Harland Miller: Imminent End, Rescheduled Eternally
White Cube Bermondsey
16 November - 22 January 2023
Harland Miller is both an artist and writer, whose peripatetic career has seen him spend time in both Europe and America. This solo exhibition at White Cube Bermondsey is a chance to see Miller’s new abstract letter paintings, alongside the latest works from his renowned book series in which he reimagines vintage covers with fictitious titles. All attest to Miller’s “engagement with the narrative, aural and typographical possibilities of language.” The exhibition coincides with the publication of a revised and expanded edition of a monograph on Miller, In Shadows I Boogie.
Making Modernism
Royal Academy
12 November - 12 February 2023
In what is a first, one of the most exciting new art exhibitions in London is devoted entirely to the pioneering female artists working in Germany in the early 1900s. Over 65 paintings and works on paper by Paula Modersohn-Becker, Kӓthe Kollwitz, Gabriele Münter and Marianne Werefkin are displayed alongside key pictures by Erma Bossi, Ottilie Reylaender and Jacoba van Heemskerck. All serve to highlight how these ground-breaking women, through their self-portraiture, still life, landscapes and urban scenes, were no less central in radical new approaches to art in early 20th century Europe as their male counterparts.
Butterfly Effect: New Works By Lily Mixe
Saatchi Gallery
3 November - 4 December
Paris-born, Margate-based artist Lily Mixe looks to the glory of nature and the interconnectedness of species for her exhibition at Saatchi Gallery. Butterfly Effect includes a series of works created on materials Mixe has found, including vintage bottles and furniture panels, which she juxtaposes with the depiction of sublime fauna to highlight the constant challenge humankind presents to Mother Nature. A specially commissioned 15-metre mural of a whale – first seen by the visitor from above – was created by Mixe on-site, using paint that incorporates chalk salvaged from cliff falls on the Kent coast.
Alice Neel: Hot Off The Griddle
Barbican Art Gallery
16 February - 21 May 2023
“One of the reasons I painted was to catch life as it goes by, right hot off the griddle… the vitality is taken out of real living,” the American artist Alice Neel (1900-1984) once said. This retrospective is a wonderful display – the largest to date in the UK – of Neel’s vibrant portraits and archival material. Based mainly in New York, she persisted with her figurative, expressionistic style when it was unfashionable to do so, her subjects not what was expected at the time – pregnant women, labour leaders, Black and Puerto Rican children, Greenwich Village eccentrics, civil rights activists and queer performers. This exhibition not only underscores the depth and breadth of a radical, creative artist who was undervalued for much of her six-decade career, but also sets her work in a shifting cultural context.

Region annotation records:
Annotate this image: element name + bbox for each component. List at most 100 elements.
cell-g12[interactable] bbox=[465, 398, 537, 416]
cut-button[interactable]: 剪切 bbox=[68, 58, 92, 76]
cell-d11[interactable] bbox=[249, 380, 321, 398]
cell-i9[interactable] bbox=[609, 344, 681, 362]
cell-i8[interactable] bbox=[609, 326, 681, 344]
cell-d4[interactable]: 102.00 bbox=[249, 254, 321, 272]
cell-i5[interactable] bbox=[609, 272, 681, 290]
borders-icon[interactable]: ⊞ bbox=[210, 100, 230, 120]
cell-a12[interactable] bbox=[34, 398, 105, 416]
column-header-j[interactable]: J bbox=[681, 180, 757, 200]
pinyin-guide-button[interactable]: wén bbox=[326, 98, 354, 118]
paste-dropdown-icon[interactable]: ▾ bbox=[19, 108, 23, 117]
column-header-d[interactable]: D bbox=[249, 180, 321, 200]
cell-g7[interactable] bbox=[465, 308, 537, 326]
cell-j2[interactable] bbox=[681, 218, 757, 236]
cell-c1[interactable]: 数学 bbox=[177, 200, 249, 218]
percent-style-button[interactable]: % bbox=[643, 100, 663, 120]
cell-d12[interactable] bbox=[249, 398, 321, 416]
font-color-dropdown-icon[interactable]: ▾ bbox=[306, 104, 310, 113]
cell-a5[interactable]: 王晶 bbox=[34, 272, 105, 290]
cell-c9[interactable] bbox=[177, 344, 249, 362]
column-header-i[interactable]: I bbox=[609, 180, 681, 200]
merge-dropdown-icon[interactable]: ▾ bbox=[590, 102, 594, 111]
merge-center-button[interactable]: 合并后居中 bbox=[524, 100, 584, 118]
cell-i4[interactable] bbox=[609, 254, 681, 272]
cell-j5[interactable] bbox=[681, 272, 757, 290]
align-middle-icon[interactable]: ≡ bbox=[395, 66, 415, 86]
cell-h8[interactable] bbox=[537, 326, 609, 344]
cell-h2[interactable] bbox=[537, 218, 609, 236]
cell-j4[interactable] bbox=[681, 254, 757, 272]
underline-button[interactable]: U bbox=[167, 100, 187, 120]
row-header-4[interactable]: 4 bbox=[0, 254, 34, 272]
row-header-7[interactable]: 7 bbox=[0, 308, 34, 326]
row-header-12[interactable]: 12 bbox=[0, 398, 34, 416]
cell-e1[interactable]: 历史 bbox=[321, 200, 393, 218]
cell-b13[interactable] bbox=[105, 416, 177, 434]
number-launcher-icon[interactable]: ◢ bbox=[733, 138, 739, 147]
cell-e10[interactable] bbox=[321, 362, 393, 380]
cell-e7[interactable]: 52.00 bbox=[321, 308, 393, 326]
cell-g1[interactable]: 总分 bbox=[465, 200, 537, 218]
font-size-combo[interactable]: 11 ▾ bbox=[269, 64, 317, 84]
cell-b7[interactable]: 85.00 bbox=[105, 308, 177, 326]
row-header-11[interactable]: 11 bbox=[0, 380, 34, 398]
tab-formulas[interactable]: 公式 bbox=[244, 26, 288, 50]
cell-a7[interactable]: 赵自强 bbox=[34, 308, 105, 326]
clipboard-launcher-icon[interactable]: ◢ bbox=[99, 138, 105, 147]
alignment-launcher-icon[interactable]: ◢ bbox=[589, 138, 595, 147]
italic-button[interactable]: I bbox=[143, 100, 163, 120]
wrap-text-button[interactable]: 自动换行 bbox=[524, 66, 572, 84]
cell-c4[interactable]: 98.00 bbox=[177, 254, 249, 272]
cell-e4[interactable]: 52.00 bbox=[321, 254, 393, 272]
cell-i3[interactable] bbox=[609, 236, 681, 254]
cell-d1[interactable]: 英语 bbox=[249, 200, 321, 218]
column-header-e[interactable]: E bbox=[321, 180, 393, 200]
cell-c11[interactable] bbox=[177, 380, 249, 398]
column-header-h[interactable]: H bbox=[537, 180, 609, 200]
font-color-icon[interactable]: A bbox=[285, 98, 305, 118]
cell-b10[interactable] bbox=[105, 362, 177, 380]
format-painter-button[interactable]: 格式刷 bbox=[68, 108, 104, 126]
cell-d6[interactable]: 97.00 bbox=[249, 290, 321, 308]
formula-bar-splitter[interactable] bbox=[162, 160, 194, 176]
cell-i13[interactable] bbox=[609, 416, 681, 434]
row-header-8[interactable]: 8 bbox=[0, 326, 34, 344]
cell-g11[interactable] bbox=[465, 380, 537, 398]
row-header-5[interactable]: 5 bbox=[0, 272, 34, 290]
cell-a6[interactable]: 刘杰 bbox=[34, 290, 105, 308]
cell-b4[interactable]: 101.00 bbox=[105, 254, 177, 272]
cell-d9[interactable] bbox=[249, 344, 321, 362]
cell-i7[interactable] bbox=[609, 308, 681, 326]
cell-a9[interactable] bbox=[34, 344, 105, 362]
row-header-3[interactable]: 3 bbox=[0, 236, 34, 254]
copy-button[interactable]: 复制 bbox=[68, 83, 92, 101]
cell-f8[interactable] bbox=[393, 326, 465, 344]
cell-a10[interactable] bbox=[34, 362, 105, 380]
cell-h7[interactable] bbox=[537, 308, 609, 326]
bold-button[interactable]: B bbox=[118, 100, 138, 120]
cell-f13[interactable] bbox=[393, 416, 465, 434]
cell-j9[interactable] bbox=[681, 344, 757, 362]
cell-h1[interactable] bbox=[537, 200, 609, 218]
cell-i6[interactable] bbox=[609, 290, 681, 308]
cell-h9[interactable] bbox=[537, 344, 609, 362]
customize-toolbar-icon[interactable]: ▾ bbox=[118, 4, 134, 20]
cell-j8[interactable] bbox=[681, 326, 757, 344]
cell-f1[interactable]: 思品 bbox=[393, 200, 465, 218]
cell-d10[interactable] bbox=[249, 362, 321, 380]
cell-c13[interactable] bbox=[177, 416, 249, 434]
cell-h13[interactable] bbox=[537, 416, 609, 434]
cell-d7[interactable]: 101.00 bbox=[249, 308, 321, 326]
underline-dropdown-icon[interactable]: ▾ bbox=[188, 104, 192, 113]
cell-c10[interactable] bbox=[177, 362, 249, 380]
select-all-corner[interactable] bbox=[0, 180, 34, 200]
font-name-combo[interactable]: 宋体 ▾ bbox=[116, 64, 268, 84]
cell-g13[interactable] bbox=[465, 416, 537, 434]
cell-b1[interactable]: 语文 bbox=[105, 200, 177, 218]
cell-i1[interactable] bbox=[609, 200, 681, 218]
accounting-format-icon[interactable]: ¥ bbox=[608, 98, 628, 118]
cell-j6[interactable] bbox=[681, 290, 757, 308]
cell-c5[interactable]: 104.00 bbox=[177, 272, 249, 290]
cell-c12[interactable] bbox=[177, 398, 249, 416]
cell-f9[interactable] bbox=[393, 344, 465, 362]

> [TO BE DONE]
Reproduce the passage of the exhibition listings between "Butterfly Effect: New" and "the Kent coast.", inclusive.

> [WRITTEN ANSWER]
Butterfly Effect: New Works By Lily Mixe
Saatchi Gallery
3 November - 4 December
Paris-born, Margate-based artist Lily Mixe looks to the glory of nature and the interconnectedness of species for her exhibition at Saatchi Gallery. Butterfly Effect includes a series of works created on materials Mixe has found, including vintage bottles and furniture panels, which she juxtaposes with the depiction of sublime fauna to highlight the constant challenge humankind presents to Mother Nature. A specially commissioned 15-metre mural of a whale – first seen by the visitor from above – was created by Mixe on-site, using paint that incorporates chalk salvaged from cliff falls on the Kent coast.